<<<<

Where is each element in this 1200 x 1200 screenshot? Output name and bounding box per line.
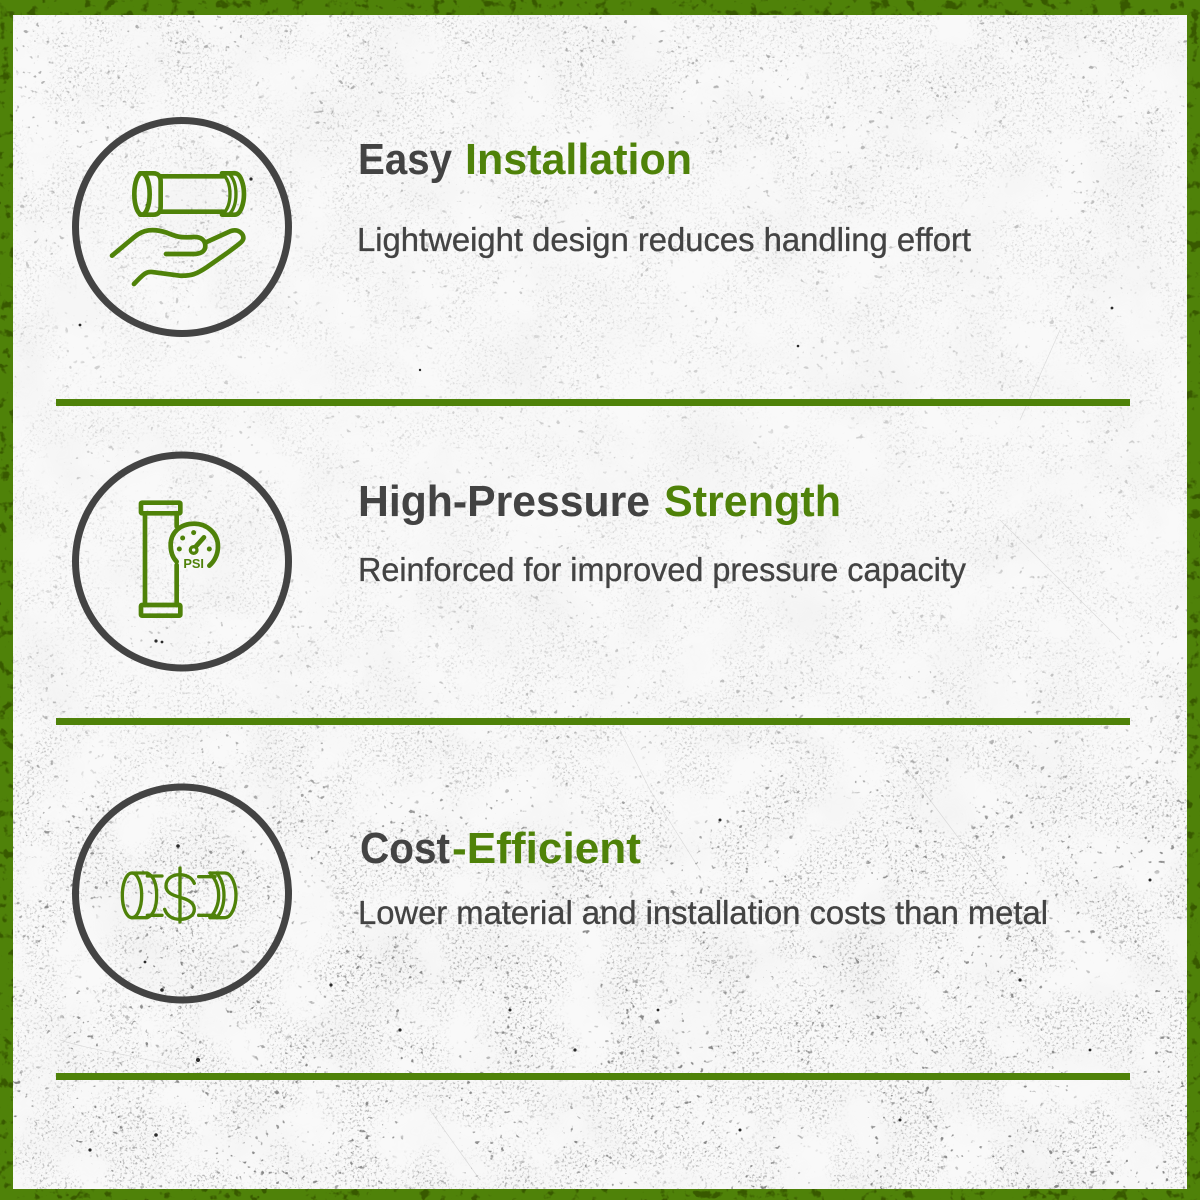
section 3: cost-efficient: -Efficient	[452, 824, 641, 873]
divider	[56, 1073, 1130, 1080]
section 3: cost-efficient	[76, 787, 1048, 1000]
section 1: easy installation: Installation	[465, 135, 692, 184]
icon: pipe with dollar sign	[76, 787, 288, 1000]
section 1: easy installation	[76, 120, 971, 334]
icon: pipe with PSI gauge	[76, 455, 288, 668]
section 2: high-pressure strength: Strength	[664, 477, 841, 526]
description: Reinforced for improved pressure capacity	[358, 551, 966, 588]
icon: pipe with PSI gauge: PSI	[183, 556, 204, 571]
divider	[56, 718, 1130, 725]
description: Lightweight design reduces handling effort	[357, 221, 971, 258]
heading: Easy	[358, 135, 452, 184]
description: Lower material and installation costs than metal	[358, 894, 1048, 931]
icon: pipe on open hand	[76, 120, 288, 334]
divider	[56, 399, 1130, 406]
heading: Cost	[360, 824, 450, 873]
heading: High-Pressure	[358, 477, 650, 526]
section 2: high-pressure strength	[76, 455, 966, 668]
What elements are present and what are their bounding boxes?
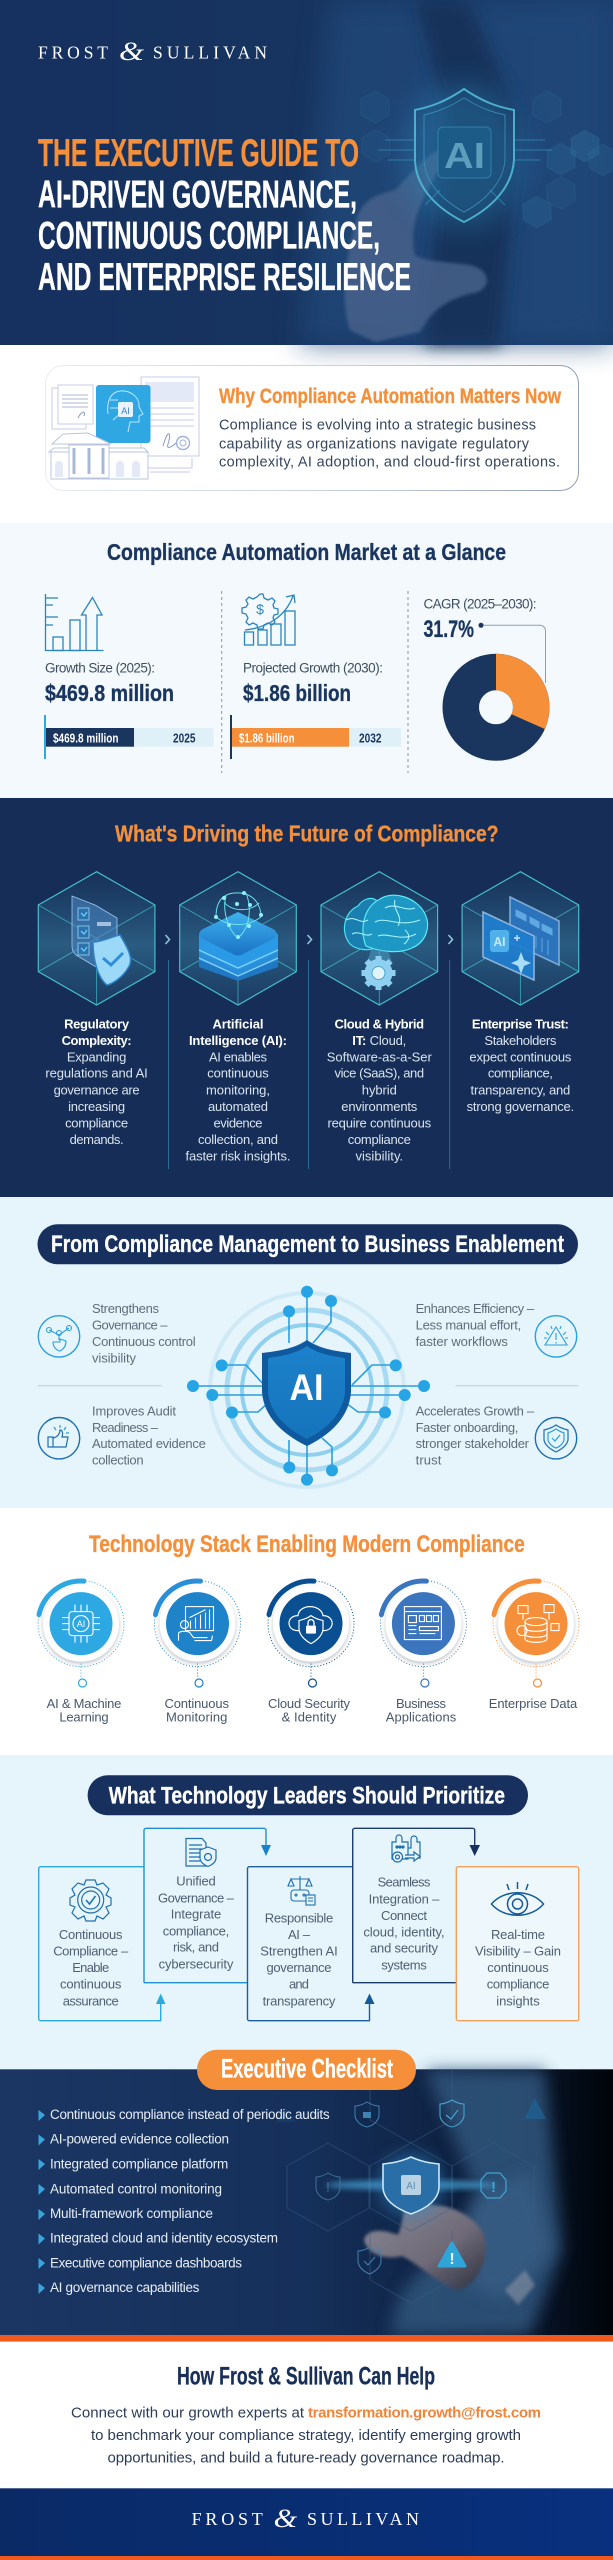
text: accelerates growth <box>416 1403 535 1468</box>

>>>>

SHORT TASK
Give back the material above word for word, leaving out the pictures.

SOLUTION TO THIS EXERCISE
Where is each element in this 1200 x 1200 screenshot? Output name and bounding box per line.
section 3: cost-efficient: -Efficient	[452, 824, 641, 873]
divider	[56, 1073, 1130, 1080]
section 3: cost-efficient	[76, 787, 1048, 1000]
section 1: easy installation: Installation	[465, 135, 692, 184]
icon: pipe with dollar sign	[76, 787, 288, 1000]
section 1: easy installation	[76, 120, 971, 334]
icon: pipe with PSI gauge	[76, 455, 288, 668]
section 2: high-pressure strength: Strength	[664, 477, 841, 526]
description: Reinforced for improved pressure capacity	[358, 551, 966, 588]
icon: pipe with PSI gauge: PSI	[183, 556, 204, 571]
divider	[56, 718, 1130, 725]
description: Lightweight design reduces handling effort	[357, 221, 971, 258]
heading: Easy	[358, 135, 452, 184]
description: Lower material and installation costs than metal	[358, 894, 1048, 931]
icon: pipe on open hand	[76, 120, 288, 334]
divider	[56, 399, 1130, 406]
heading: Cost	[360, 824, 450, 873]
heading: High-Pressure	[358, 477, 650, 526]
section 2: high-pressure strength	[76, 455, 966, 668]
What elements are present and what are their bounding boxes?
text: accelerates growth <box>416 1403 535 1468</box>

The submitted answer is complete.